» Task brief: Copy out the records in full, word for word, without pictures.

## start Records for this task

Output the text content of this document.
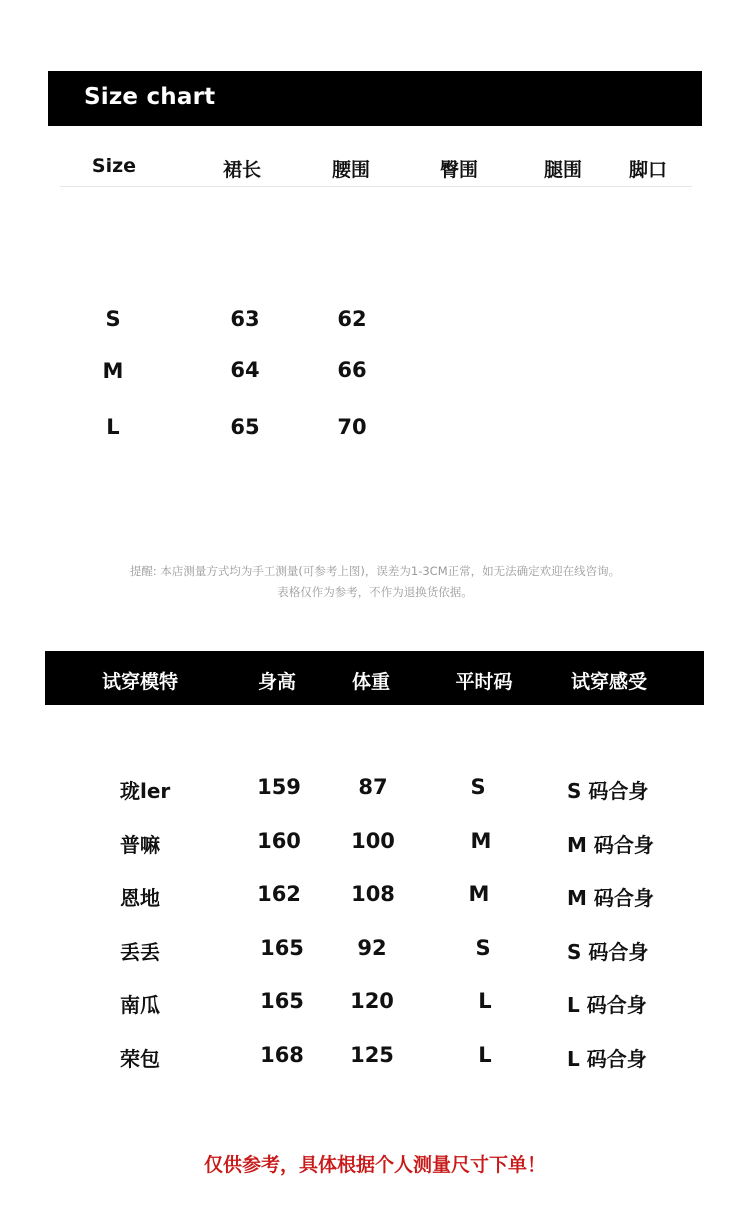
Size chart
Size	裙长	腰围	臀围	腿围	脚口
S	63	62
M	64	66
L	65	70
提醒: 本店测量方式均为手工测量(可参考上图)，误差为1-3CM正常，如无法确定欢迎在线咨询。
表格仅作为参考，不作为退换货依据。
试穿模特	身高	体重	平时码	试穿感受
珑ler	159	87	S	S 码合身
普嘛	160	100	M	M 码合身
恩地	162	108	M	M 码合身
丢丢	165	92	S	S 码合身
南瓜	165	120	L	L 码合身
荣包	168	125	L	L 码合身
仅供参考，具体根据个人测量尺寸下单！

## end Records for this task

» Solution:
Output the text content of this document.
Size chart
Size	裙长	腰围	臀围	腿围	脚口
S	63	62
M	64	66
L	65	70
提醒: 本店测量方式均为手工测量(可参考上图)，误差为1-3CM正常，如无法确定欢迎在线咨询。
表格仅作为参考，不作为退换货依据。
试穿模特	身高	体重	平时码	试穿感受
珑ler	159	87	S	S 码合身
普嘛	160	100	M	M 码合身
恩地	162	108	M	M 码合身
丢丢	165	92	S	S 码合身
南瓜	165	120	L	L 码合身
荣包	168	125	L	L 码合身
仅供参考，具体根据个人测量尺寸下单！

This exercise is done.